# Task to complete
For each statement below, decide whether it agrees with the text on recovering HS images from RGB images, and answer yes or no, quoting the deciding words from the text.
1. Most DNN-based recovery methods must be trained with paired RGB and HS images.
2. Collecting a large number of paired RGB and HS images is straightforward.
3. Synthesizing RGB images from HS images eliminates the gap between synthetic and real images.

# Text section
________________

Without relying on expensive and specially designed hardware, recovering HS images from single RGB images via computational methods promises a convenient and low-cost manner, and recent deep neural network (DNN)-based methods have demonstrated the impressive abilities in solving such a highly ill-posed recovery problem. However, the majority of them have to be trained with paired RGB and HS images [25, 49, 45]. Unfortunately, it is non-trivial to collect a large number of such paired data via specially designed devices, e.g., well calibrated dual cameras. Although one can inversely synthesize RGB images from available HS images to form paired data for training, the huge gaps between the synthetic and real images may degrade the performance of a model trained with synthetic data when applied to real data.

________________

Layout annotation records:
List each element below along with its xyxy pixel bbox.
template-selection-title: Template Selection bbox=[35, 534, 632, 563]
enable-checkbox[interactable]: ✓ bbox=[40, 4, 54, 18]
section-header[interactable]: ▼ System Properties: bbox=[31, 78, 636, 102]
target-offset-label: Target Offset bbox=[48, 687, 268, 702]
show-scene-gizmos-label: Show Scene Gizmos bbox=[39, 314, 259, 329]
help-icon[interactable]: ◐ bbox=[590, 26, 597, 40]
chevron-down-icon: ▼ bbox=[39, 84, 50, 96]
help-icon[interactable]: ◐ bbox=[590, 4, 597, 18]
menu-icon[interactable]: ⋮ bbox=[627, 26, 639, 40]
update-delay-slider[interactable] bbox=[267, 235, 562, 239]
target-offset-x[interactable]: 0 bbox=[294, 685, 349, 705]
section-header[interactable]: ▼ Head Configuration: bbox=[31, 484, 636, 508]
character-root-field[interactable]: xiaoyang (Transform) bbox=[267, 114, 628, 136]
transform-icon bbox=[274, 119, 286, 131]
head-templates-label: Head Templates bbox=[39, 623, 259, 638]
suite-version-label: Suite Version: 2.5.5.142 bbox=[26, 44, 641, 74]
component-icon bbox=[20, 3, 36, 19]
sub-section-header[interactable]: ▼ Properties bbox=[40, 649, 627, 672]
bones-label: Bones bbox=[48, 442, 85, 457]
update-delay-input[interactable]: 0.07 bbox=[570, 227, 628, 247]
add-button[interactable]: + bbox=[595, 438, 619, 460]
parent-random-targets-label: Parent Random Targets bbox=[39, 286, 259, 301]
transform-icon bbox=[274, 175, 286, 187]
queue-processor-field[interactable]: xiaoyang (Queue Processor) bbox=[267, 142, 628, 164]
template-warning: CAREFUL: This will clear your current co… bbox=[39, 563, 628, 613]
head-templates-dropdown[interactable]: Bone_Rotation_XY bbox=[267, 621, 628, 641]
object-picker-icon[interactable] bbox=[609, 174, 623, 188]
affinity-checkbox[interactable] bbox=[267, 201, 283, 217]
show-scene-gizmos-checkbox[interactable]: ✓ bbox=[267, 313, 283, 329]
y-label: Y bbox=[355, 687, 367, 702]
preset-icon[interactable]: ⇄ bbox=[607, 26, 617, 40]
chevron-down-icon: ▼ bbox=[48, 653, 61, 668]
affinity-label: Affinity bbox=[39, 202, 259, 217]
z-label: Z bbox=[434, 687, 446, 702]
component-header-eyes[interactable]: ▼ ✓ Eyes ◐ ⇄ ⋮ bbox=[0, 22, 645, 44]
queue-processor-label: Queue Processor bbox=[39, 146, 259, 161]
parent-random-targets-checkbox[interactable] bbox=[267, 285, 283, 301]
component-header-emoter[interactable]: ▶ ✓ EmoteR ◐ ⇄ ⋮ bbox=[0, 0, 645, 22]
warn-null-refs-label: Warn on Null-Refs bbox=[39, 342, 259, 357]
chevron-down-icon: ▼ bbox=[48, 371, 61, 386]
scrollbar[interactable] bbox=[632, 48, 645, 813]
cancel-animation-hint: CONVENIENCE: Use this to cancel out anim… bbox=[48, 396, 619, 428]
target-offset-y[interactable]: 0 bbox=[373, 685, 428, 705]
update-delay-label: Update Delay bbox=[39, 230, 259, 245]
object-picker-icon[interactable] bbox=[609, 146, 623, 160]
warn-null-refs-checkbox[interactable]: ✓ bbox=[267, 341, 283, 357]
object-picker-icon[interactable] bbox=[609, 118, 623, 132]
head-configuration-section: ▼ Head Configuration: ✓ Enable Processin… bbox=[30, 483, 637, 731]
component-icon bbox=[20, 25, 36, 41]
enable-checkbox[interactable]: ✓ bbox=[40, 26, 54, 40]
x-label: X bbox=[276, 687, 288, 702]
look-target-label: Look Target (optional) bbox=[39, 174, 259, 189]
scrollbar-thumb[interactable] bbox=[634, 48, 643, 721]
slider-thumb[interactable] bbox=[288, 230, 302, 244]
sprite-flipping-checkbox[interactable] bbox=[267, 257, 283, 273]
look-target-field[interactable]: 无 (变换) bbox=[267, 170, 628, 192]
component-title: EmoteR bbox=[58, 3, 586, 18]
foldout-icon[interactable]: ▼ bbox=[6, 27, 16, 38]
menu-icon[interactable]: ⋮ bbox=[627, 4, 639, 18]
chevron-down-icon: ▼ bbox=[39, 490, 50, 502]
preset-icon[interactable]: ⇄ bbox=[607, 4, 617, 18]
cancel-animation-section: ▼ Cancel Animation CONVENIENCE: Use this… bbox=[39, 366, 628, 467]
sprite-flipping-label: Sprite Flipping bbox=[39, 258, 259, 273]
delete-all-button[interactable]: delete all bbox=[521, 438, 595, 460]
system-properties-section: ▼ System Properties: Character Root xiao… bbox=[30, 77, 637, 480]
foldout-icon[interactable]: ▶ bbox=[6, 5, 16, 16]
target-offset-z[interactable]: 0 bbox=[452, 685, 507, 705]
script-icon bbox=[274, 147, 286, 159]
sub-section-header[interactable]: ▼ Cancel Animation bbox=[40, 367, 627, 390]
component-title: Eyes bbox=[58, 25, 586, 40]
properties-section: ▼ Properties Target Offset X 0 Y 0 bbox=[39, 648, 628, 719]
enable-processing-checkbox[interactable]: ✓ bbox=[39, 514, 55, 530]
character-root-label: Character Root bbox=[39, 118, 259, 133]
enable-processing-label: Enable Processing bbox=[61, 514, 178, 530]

________________

# Result of the task
1. Yes: "the majority of them have to be trained with paired RGB and HS images"
2. No: "it is non-trivial to collect a large number of such paired data"
3. No: "the huge gaps between the synthetic and real images may degrade the performance of a model trained with synthetic data when applied to real data"